Extrait ▸
Nous vivons bel et bien un moment unique, unique depuis qu’Homo habilis, il y a près de deux millions d’années, a ouvert notre chemin. Tout au long de cette aventure inouïe, l’espèce aura constamment avancé. Découvert puis conquis des déserts chauds, des déserts froids, des îles lointaines, des forêts profondes, des marais, des montagnes puissantes comme des plaines immenses, chevauché la mer, chevauché les airs et la terre, chevauché cette vie qu’elle comprenait si mal.

Dumas, notre génial Dumas lui-même, écrivait dans son Grand Dictionnaire de Cuisine, à la fin du 19ème siècle, ces mots saisissants : « Dans un cabillaud de la plus grosse taille (…), on a trouvé huit millions et demi et jusqu’à neuf millions d’œufs. On a calculé que si aucun n’arrêtait l’éclosion de ces œufs et si chaque cabillaud venait à sa grosseur, il ne faudrait que trois ans pour que la mer fût comblée et que l’on pût traverser à pied sec l’Atlantique sur le dos des cabillauds ».

Le cabillaud, pour ceux qui l’ignorent, c’est la morue, poisson si abondant, si généreux, qu’il a fait d’innombrables fortunes du haut de la Norvège jusqu’au pays des Basques. Et nourri son monde pendant des siècles. Dumas, mon si cher Dumas du Comte de Monte Cristo retrouvait, avec la confondante naïveté de son siècle, l’image de cette corne d’abondance nourrissant si bien Zeus lui-même. La mer ainsi que ses poissons n’avaient ni début ni fin.

Consigne 1 ▸
Citez à l'identique, dans les enregistrements, les lignes qui vont de celle contenant « entry-text: إن مريم » à celle contenant « entry-text: إن للشيطان مصالِيَ », ces deux lignes incluses.
Consigne 2 ▸
Prolongez l'extrait sur l'abondance du cabillaud à partir de l'endroit où il s'arrête.
Les enregistrements qui suivent n'ont aucun lien avec l'extrait.

Enregistrements fournis ▸
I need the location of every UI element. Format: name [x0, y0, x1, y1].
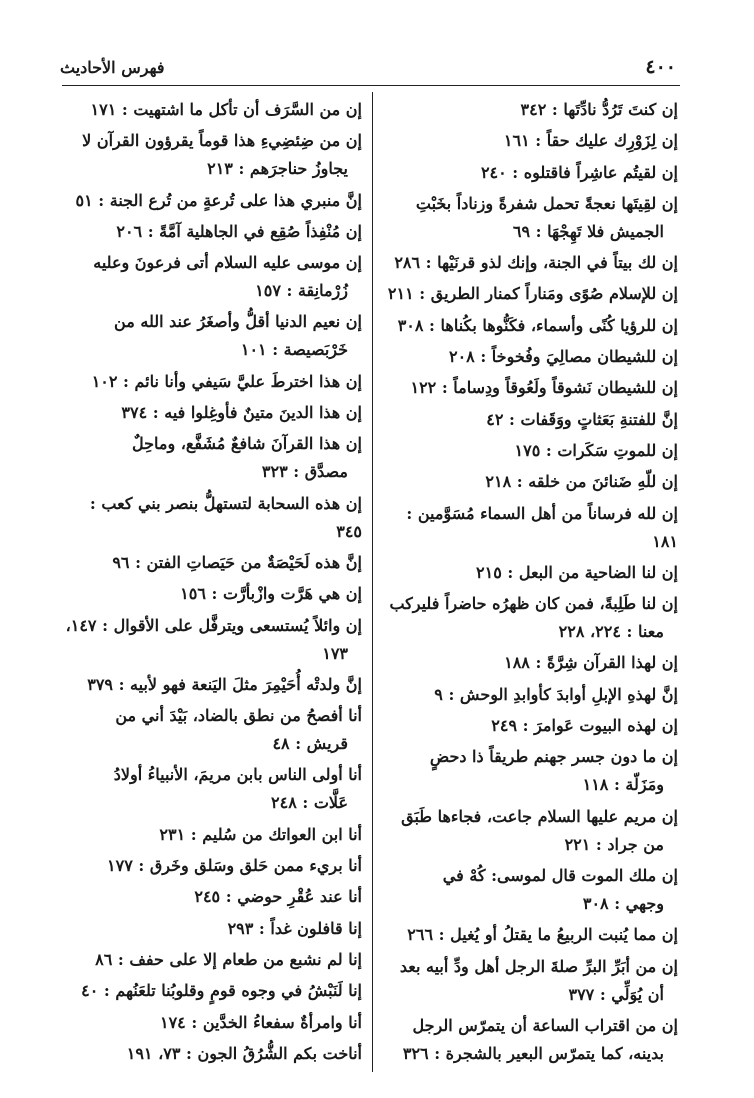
entry-text: إن مريم عليها السلام جاعت، فجاءها طَبَق — [401, 806, 678, 826]
page-number: ٤٠٠ — [645, 56, 676, 78]
entry-text: إنا لم نشبع من طعام إلا على حفف : ٨٦ — [95, 949, 362, 969]
entry-text: إن نعيم الدنيا أقلُّ وأصغَرُ عند الله من — [114, 312, 362, 332]
index-entry — [62, 671, 364, 699]
index-entry — [380, 649, 680, 677]
entry-text: إن للشيطان مصالِيَ وفُخوخاً : ٢٠٨ — [448, 347, 678, 367]
index-entry — [380, 468, 680, 496]
index-entry — [380, 96, 680, 124]
entry-text: إن موسى عليه السلام أتى فرعونَ وعليه — [93, 253, 362, 273]
index-entry — [380, 1012, 680, 1068]
entry-text: إن لهذه البيوت عَوامرَ : ٢٤٩ — [491, 716, 678, 736]
index-entry — [380, 590, 680, 646]
entry-text: إن مما يُنبت الربيعُ ما يقتلُ أو يُغيل : ٢٦٦ — [407, 925, 678, 945]
index-entry — [380, 862, 680, 918]
index-entry — [380, 406, 680, 434]
entry-continuation: أن يُوَلِّي : ٣٧٧ — [568, 984, 664, 1004]
entry-continuation: ١٧٣ — [322, 643, 348, 663]
entry-continuation: زُرْمانِقة : ١٥٧ — [255, 281, 348, 301]
entry-text: إن للموتِ سَكَرات : ١٧٥ — [514, 440, 678, 460]
index-entry — [380, 127, 680, 155]
entry-continuation: من جراد : ٢٢١ — [564, 834, 664, 854]
entry-continuation: ومَزَلّة : ١١٨ — [582, 775, 664, 795]
entry-text: إنَّ ولدتْه أُحَيْمِرَ مثلَ اليَنعة فهو لأبيه : ٣٧٩ — [87, 674, 362, 694]
entry-text: إن للإسلام صُوًى ومَناراً كمنار الطريق : ٢١١ — [387, 284, 678, 304]
index-entry — [62, 852, 364, 880]
entry-text: إن هذا اخترطَ عليَّ سَيفي وأنا نائم : ١٠٢ — [91, 371, 362, 391]
entry-continuation: معنا : ٢٢٤، ٢٢٨ — [558, 622, 664, 642]
entry-text: إنَّ لهذهِ الإبلِ أوابدَ كأوابدِ الوحش : ٩ — [434, 684, 678, 704]
entry-text: إن كنتَ تَرُدُّ نادِّتَها : ٣٤٢ — [520, 100, 678, 119]
column-divider — [372, 92, 373, 1072]
entry-text: إن لقِيتَها نعجةً تحمل شفرةً وزناداً بخَبْتِ — [415, 193, 678, 213]
entry-text: أناخت بكم الشُّرُقُ الجون : ٧٣، ١٩١ — [126, 1043, 362, 1063]
index-entry — [62, 977, 364, 1005]
index-entry — [380, 500, 680, 556]
entry-text: إنَّ هذه لَحَيْصَةٌ من حَيَصاتِ الفتن : ٩٦ — [112, 552, 362, 572]
entry-text: إن من اقتراب الساعة أن يتمرّس الرجل — [412, 1015, 678, 1035]
entry-text: إن من السَّرَف أن تأكل ما اشتهيت : ١٧١ — [90, 100, 362, 119]
header-rule — [62, 85, 680, 86]
entry-text: إن هذه السحابة لتستهلُّ بنصر بني كعب : ٣٤٥ — [89, 493, 362, 541]
index-entry — [380, 190, 680, 246]
entry-text: إنَّ للفتنةِ بَعَثاتٍ ووَقَفات : ٤٢ — [486, 409, 678, 429]
entry-text: أنا ابن العواتك من سُليم : ٢٣١ — [159, 824, 362, 844]
index-entry — [62, 761, 364, 817]
entry-text: إن لنا طَلِبةً، فمن كان ظهرُه حاضراً فليركب — [389, 594, 678, 614]
index-entry — [62, 702, 364, 758]
entry-continuation: خَرْبَصيصة : ١٠١ — [240, 340, 348, 360]
index-entry — [62, 883, 364, 911]
index-entry — [62, 490, 364, 546]
index-entry — [62, 187, 364, 215]
entry-text: إنا قافلون غداً : ٢٩٣ — [227, 918, 362, 938]
entry-text: أنا أفصحُ من نطق بالضاد، بَيْدَ أني من — [115, 706, 362, 726]
entry-text: إن هذا الدينَ متينٌ فأوغِلوا فيه : ٣٧٤ — [121, 403, 362, 423]
entry-text: إن لله فرساناً من أهل السماء مُسَوَّمين : ١٨١ — [406, 503, 678, 551]
entry-text: إن من ضِئضِيءِ هذا قوماً يقرؤون القرآن لا — [82, 131, 362, 151]
entry-text: إن هي هَرَّت وازْبأرَّت : ١٥٦ — [180, 584, 362, 604]
index-entry — [62, 368, 364, 396]
index-entry — [62, 308, 364, 364]
index-entry — [62, 218, 364, 246]
index-entry — [62, 821, 364, 849]
index-entry — [62, 399, 364, 427]
index-entry — [380, 681, 680, 709]
entry-continuation: مصدَّق : ٣٢٣ — [261, 462, 348, 482]
index-entry — [62, 549, 364, 577]
entry-text: إن من أبَرِّ البرِّ صلةَ الرجل أهل ودِّ أبيه بعد — [399, 956, 678, 976]
index-entry — [62, 249, 364, 305]
entry-text: إن وائلاً يُستسعى ويترفَّل على الأقوال : ١٤٧، — [65, 615, 362, 635]
entry-text: إن لقيتُم عاشِراً فاقتلوه : ٢٤٠ — [480, 162, 678, 182]
index-entry — [62, 96, 364, 124]
page-header — [60, 52, 676, 82]
index-entry — [62, 1040, 364, 1068]
entry-text: إن لك بيتاً في الجنة، وإنك لذو قرنَيْها : ٢٨٦ — [394, 253, 678, 273]
right-column — [380, 96, 680, 1071]
entry-text: إن مُنْفِذاً صُقِع في الجاهلية آمَّةً : ٢٠٦ — [116, 221, 362, 241]
entry-text: إن لنا الضاحية من البعل : ٢١٥ — [476, 562, 678, 582]
index-entry — [62, 946, 364, 974]
index-entry — [380, 249, 680, 277]
entry-text: إن هذا القرآنَ شافعٌ مُشَفَّع، وماحِلٌ — [131, 434, 362, 454]
index-entry — [62, 915, 364, 943]
index-entry — [380, 312, 680, 340]
index-entry — [380, 437, 680, 465]
index-entry — [380, 559, 680, 587]
index-entry — [62, 1009, 364, 1037]
entry-text: أنا عند عُقْرِ حوضي : ٢٤٥ — [194, 887, 362, 907]
entry-text: إن للّهِ ضَنائنَ من خلقه : ٢١٨ — [485, 472, 678, 492]
index-entry — [380, 280, 680, 308]
entry-continuation: قريش : ٤٨ — [272, 734, 348, 754]
entry-text: أنا وامرأةٌ سفعاءُ الخدَّين : ١٧٤ — [159, 1012, 362, 1032]
entry-text: إن لهذا القرآن شِرَّةً : ١٨٨ — [504, 653, 678, 673]
entry-continuation: عَلَّات : ٢٤٨ — [271, 793, 348, 813]
index-entry — [62, 127, 364, 183]
entry-continuation: وجهي : ٣٠٨ — [582, 893, 664, 913]
index-entry — [380, 953, 680, 1009]
index-entry — [380, 712, 680, 740]
entry-continuation: الجميش فلا تَهِجْهَا : ٦٩ — [512, 221, 664, 241]
running-title: فهرس الأحاديث — [60, 58, 165, 77]
entry-text: أنا بريء ممن حَلق وسَلق وخَرق : ١٧٧ — [107, 856, 362, 876]
entry-text: إن ملك الموت قال لموسى: كُهْ في — [442, 865, 678, 885]
entry-text: إنَّ منبري هذا على تُرعةٍ من تُرع الجنة : ٥١ — [75, 190, 362, 210]
entry-text: إن للرؤيا كُنًى وأسماء، فكَنُّوها بكُناها : ٣٠٨ — [397, 315, 678, 335]
entry-text: إن ما دون جسر جهنم طريقاً ذا دحضٍ — [429, 747, 678, 767]
entry-text: أنا أولى الناس بابن مريمَ، الأنبياءُ أولادُ — [113, 765, 362, 785]
index-entry — [62, 612, 364, 668]
entry-continuation: بدينه، كما يتمرّس البعير بالشجرة : ٣٢٦ — [402, 1043, 664, 1063]
entry-text: إنا لَنَبْشُ في وجوه قومٍ وقلوبُنا تلعَنُهم : ٤٠ — [81, 981, 362, 1001]
left-column — [62, 96, 364, 1071]
index-entry — [62, 580, 364, 608]
index-entry — [380, 803, 680, 859]
index-entry — [380, 743, 680, 799]
index-entry — [380, 921, 680, 949]
entry-text: إن لِزَوْرِك عليك حقاً : ١٦١ — [503, 131, 678, 151]
index-entry — [380, 343, 680, 371]
entry-text: إن للشيطان نَشوقاً ولَعُوقاً ودِساماً : ١٢٢ — [410, 378, 678, 398]
index-entry — [62, 430, 364, 486]
index-entry — [380, 159, 680, 187]
entry-continuation: يجاوزُ حناجرَهم : ٢١٣ — [207, 159, 348, 179]
index-entry — [380, 374, 680, 402]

Réponse 1 ▸
entry-text: إن مريم عليها السلام جاعت، فجاءها طَبَق — [401, 806, 678, 826]
page-number: ٤٠٠ — [645, 56, 676, 78]
entry-text: إنا لم نشبع من طعام إلا على حفف : ٨٦ — [95, 949, 362, 969]
entry-text: إن نعيم الدنيا أقلُّ وأصغَرُ عند الله من — [114, 312, 362, 332]
index-entry — [62, 671, 364, 699]
index-entry — [380, 649, 680, 677]
entry-text: إن للشيطان مصالِيَ وفُخوخاً : ٢٠٨ — [448, 347, 678, 367]

Réponse 2 ▸
En 1993 pourtant, le Canada fut contraint d’adopter un moratoire sur la pêche à la morue, jetant des dizaines de milliers de personnes au chômage. Les si fabuleuses réserves du Labrador et de Terre-Neuve étaient bel et bien épuisées. Un quart de siècle plus tard, malgré plusieurs annonces précipitées, la morue n’est pas revenue. Les hommes, comme Dumas en son temps, sont des adeptes de la pensée magique, et mécanique. Beaucoup croient, quand ils y pensent quelquefois, qu’il suffit d’appuyer sur un bouton pour ramener la lumière. Mais un écosystème qui s’effondre meurt, et il se moque de nos si petits désirs et volontés.

Au fond, malgré le déni qui frappe tant des nôtres, nous sommes de plus en plus nombreux à savoir l’essentiel. La route suivie depuis deux siècles et demi – les grands débuts de la révolution industrielle – n’est qu’une terrible impasse. Il ne restera bientôt plus rien qui vaille d’être défendu. Les oiseaux, les primates nos frères, les papillons, les grenouilles, les abeilles nous quittent en masse, sans esprit de retour. La mer est devenue un taudis où l’on navigue au milieu de l’immondice et du plastique. Ses équilibres, vieux de millions d’années, ont été rompus en un siècle de pêche industrielle. La forêt brûle, partout. Le sol, ce badigeon fertile sur quoi tout repose, est attaqué par le sel et l’érosion – deux phénomènes désormais liés aux activités humaines -, empoisonné en profondeur par la déferlante mondiale de la chimie de synthèse. Nous ne serons plus épargnés. Le climat, dont la stabilité relative a permis l’émergence des civilisations historiques, menace de dislocation nos si fragiles édifices. Et la faim, cette horrible compagne, ne manquera pas d’être plus massive quand nous serons dix milliards, quand certains mangeront de la viande et des ortolans tandis que d’autres compteront leurs morts. C’est triste ? Oui, c’est triste. C’est tragique ? Oui, c’est tragique.

Mais moi qui vous ai mis en garde contre les comparaisons hasardeuses, je vous dois ma petite vérité personnelle. Je suis le fils d’un ouvrier communiste, et j’ai été élevé dans le culte de la résistance antifasciste. Celle des Manouchian, celles des maquis. À huit ans, je lisais et chantais à tue-tête – 3 000 fois, 25 000 fois ? Le Chant des Partisans, écrit sur un bout de carton qui a fini par se désagréger au bout des doigts.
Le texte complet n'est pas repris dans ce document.